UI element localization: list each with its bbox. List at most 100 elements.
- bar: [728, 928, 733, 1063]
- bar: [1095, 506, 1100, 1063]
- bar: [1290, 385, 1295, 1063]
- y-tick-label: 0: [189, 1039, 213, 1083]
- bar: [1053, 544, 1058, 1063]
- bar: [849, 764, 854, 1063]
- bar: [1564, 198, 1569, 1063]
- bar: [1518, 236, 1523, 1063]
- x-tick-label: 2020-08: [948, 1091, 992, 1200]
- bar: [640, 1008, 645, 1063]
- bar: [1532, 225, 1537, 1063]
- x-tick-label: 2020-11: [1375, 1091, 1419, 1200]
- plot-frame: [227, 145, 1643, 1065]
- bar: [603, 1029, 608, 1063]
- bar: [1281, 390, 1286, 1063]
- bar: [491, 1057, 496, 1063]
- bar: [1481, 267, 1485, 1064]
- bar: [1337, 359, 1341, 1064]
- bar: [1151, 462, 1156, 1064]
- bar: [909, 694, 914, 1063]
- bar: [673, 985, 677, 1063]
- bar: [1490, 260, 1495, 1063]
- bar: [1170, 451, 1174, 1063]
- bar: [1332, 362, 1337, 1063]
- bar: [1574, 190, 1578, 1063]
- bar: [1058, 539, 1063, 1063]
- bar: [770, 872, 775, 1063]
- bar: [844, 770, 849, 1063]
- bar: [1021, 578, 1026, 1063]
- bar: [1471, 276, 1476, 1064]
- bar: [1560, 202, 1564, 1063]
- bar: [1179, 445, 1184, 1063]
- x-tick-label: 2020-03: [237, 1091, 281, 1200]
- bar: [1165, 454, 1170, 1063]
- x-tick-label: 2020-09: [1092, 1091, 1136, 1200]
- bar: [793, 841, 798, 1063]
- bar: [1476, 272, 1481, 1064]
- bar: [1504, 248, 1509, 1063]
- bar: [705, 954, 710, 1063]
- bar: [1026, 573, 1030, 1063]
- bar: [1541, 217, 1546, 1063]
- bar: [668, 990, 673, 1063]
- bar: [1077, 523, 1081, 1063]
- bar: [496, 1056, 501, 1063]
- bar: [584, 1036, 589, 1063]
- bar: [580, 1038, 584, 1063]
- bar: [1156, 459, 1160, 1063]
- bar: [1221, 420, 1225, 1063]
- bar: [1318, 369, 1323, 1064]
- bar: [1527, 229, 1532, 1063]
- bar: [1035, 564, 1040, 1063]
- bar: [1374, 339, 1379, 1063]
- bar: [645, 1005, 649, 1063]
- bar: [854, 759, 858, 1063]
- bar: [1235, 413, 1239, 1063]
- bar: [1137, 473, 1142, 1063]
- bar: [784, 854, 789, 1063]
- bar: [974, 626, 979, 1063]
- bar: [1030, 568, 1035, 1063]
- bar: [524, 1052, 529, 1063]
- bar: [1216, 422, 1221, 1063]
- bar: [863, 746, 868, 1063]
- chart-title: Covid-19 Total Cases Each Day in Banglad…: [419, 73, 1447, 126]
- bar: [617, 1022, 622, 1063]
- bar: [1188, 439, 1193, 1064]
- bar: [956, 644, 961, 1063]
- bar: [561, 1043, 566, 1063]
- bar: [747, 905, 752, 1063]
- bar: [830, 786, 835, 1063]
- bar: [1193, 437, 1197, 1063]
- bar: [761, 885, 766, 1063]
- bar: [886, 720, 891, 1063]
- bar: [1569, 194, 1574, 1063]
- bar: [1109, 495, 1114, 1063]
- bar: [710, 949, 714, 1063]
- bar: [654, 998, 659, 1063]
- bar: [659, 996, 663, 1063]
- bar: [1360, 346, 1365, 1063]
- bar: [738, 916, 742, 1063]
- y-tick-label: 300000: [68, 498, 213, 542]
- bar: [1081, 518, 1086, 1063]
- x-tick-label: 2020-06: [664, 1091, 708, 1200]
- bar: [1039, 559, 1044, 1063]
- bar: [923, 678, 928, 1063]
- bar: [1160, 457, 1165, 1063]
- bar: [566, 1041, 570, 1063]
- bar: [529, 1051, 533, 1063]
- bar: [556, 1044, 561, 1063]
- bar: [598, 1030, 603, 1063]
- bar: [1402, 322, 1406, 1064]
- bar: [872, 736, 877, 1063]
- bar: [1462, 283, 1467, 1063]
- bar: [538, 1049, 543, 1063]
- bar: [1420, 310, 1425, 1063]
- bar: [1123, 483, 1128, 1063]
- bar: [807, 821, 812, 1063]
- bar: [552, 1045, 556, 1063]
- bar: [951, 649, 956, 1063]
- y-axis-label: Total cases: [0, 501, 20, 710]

◆ EXERCISE BRIEF
Reproduce the data above line for line, with no changes.

◆ OUTPUT
UI element localization: list each with its bbox. List at most 100 elements.
- bar: [728, 928, 733, 1063]
- bar: [1095, 506, 1100, 1063]
- bar: [1290, 385, 1295, 1063]
- y-tick-label: 0: [189, 1039, 213, 1083]
- bar: [1053, 544, 1058, 1063]
- bar: [849, 764, 854, 1063]
- bar: [1564, 198, 1569, 1063]
- bar: [1518, 236, 1523, 1063]
- x-tick-label: 2020-08: [948, 1091, 992, 1200]
- bar: [640, 1008, 645, 1063]
- bar: [1532, 225, 1537, 1063]
- x-tick-label: 2020-11: [1375, 1091, 1419, 1200]
- plot-frame: [227, 145, 1643, 1065]
- bar: [603, 1029, 608, 1063]
- bar: [1281, 390, 1286, 1063]
- bar: [491, 1057, 496, 1063]
- bar: [1481, 267, 1485, 1064]
- bar: [1337, 359, 1341, 1064]
- bar: [1151, 462, 1156, 1064]
- bar: [909, 694, 914, 1063]
- bar: [673, 985, 677, 1063]
- bar: [1490, 260, 1495, 1063]
- bar: [1170, 451, 1174, 1063]
- bar: [1332, 362, 1337, 1063]
- bar: [1574, 190, 1578, 1063]
- bar: [1058, 539, 1063, 1063]
- bar: [770, 872, 775, 1063]
- bar: [844, 770, 849, 1063]
- bar: [1021, 578, 1026, 1063]
- bar: [1471, 276, 1476, 1064]
- bar: [1560, 202, 1564, 1063]
- bar: [1179, 445, 1184, 1063]
- x-tick-label: 2020-03: [237, 1091, 281, 1200]
- bar: [1165, 454, 1170, 1063]
- x-tick-label: 2020-09: [1092, 1091, 1136, 1200]
- bar: [793, 841, 798, 1063]
- bar: [1476, 272, 1481, 1064]
- bar: [1504, 248, 1509, 1063]
- bar: [705, 954, 710, 1063]
- bar: [1026, 573, 1030, 1063]
- bar: [1541, 217, 1546, 1063]
- bar: [668, 990, 673, 1063]
- bar: [1077, 523, 1081, 1063]
- bar: [496, 1056, 501, 1063]
- bar: [584, 1036, 589, 1063]
- bar: [580, 1038, 584, 1063]
- bar: [1156, 459, 1160, 1063]
- bar: [1221, 420, 1225, 1063]
- bar: [1318, 369, 1323, 1064]
- bar: [1527, 229, 1532, 1063]
- bar: [1035, 564, 1040, 1063]
- bar: [1374, 339, 1379, 1063]
- bar: [645, 1005, 649, 1063]
- bar: [854, 759, 858, 1063]
- bar: [1235, 413, 1239, 1063]
- bar: [1137, 473, 1142, 1063]
- bar: [784, 854, 789, 1063]
- bar: [974, 626, 979, 1063]
- bar: [1030, 568, 1035, 1063]
- bar: [524, 1052, 529, 1063]
- bar: [1216, 422, 1221, 1063]
- bar: [863, 746, 868, 1063]
- chart-title: Covid-19 Total Cases Each Day in Banglad…: [419, 73, 1447, 126]
- bar: [617, 1022, 622, 1063]
- bar: [1188, 439, 1193, 1064]
- bar: [956, 644, 961, 1063]
- bar: [561, 1043, 566, 1063]
- bar: [747, 905, 752, 1063]
- bar: [830, 786, 835, 1063]
- bar: [1193, 437, 1197, 1063]
- bar: [761, 885, 766, 1063]
- bar: [886, 720, 891, 1063]
- bar: [1569, 194, 1574, 1063]
- bar: [1109, 495, 1114, 1063]
- bar: [710, 949, 714, 1063]
- bar: [654, 998, 659, 1063]
- bar: [659, 996, 663, 1063]
- bar: [1360, 346, 1365, 1063]
- bar: [738, 916, 742, 1063]
- y-tick-label: 300000: [68, 498, 213, 542]
- bar: [1081, 518, 1086, 1063]
- x-tick-label: 2020-06: [664, 1091, 708, 1200]
- bar: [1039, 559, 1044, 1063]
- bar: [923, 678, 928, 1063]
- bar: [1160, 457, 1165, 1063]
- bar: [566, 1041, 570, 1063]
- bar: [529, 1051, 533, 1063]
- bar: [556, 1044, 561, 1063]
- bar: [598, 1030, 603, 1063]
- bar: [1402, 322, 1406, 1064]
- bar: [872, 736, 877, 1063]
- bar: [1462, 283, 1467, 1063]
- bar: [538, 1049, 543, 1063]
- bar: [1420, 310, 1425, 1063]
- bar: [1123, 483, 1128, 1063]
- bar: [807, 821, 812, 1063]
- bar: [552, 1045, 556, 1063]
- bar: [951, 649, 956, 1063]
- y-axis-label: Total cases: [0, 501, 20, 710]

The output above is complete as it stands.